§ **BRIEF**
Produce an exact transcript of all the records.

Stored items

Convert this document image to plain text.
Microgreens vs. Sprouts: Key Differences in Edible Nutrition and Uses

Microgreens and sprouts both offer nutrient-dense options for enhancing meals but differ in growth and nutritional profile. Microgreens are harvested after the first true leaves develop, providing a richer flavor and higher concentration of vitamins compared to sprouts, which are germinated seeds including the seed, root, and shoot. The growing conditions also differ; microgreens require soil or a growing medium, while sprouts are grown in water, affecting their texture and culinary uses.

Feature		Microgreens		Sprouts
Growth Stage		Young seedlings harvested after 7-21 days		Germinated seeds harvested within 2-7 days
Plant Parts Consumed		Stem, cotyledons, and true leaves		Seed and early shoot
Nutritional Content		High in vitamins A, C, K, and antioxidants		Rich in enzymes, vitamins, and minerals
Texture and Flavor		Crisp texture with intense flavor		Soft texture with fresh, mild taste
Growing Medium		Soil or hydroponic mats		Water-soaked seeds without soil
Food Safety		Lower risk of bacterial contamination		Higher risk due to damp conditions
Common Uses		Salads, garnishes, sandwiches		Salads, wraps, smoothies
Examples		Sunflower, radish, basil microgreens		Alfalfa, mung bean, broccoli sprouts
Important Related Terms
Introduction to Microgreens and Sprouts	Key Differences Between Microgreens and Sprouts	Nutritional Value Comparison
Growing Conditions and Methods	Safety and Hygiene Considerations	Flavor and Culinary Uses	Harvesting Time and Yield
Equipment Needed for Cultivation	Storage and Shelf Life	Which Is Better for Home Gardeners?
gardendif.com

§ **SOLUTION FOR THIS PROBLEM**
Convert this document image to plain text.
Microgreens vs. Sprouts: Key Differences in Edible Nutrition and Uses

Microgreens and sprouts both offer nutrient-dense options for enhancing meals but differ in growth and nutritional profile. Microgreens are harvested after the first true leaves develop, providing a richer flavor and higher concentration of vitamins compared to sprouts, which are germinated seeds including the seed, root, and shoot. The growing conditions also differ; microgreens require soil or a growing medium, while sprouts are grown in water, affecting their texture and culinary uses.

Feature		Microgreens		Sprouts
Growth Stage		Young seedlings harvested after 7-21 days		Germinated seeds harvested within 2-7 days
Plant Parts Consumed		Stem, cotyledons, and true leaves		Seed and early shoot
Nutritional Content		High in vitamins A, C, K, and antioxidants		Rich in enzymes, vitamins, and minerals
Texture and Flavor		Crisp texture with intense flavor		Soft texture with fresh, mild taste
Growing Medium		Soil or hydroponic mats		Water-soaked seeds without soil
Food Safety		Lower risk of bacterial contamination		Higher risk due to damp conditions
Common Uses		Salads, garnishes, sandwiches		Salads, wraps, smoothies
Examples		Sunflower, radish, basil microgreens		Alfalfa, mung bean, broccoli sprouts
Important Related Terms
Introduction to Microgreens and Sprouts	Key Differences Between Microgreens and Sprouts	Nutritional Value Comparison
Growing Conditions and Methods	Safety and Hygiene Considerations	Flavor and Culinary Uses	Harvesting Time and Yield
Equipment Needed for Cultivation	Storage and Shelf Life	Which Is Better for Home Gardeners?
gardendif.com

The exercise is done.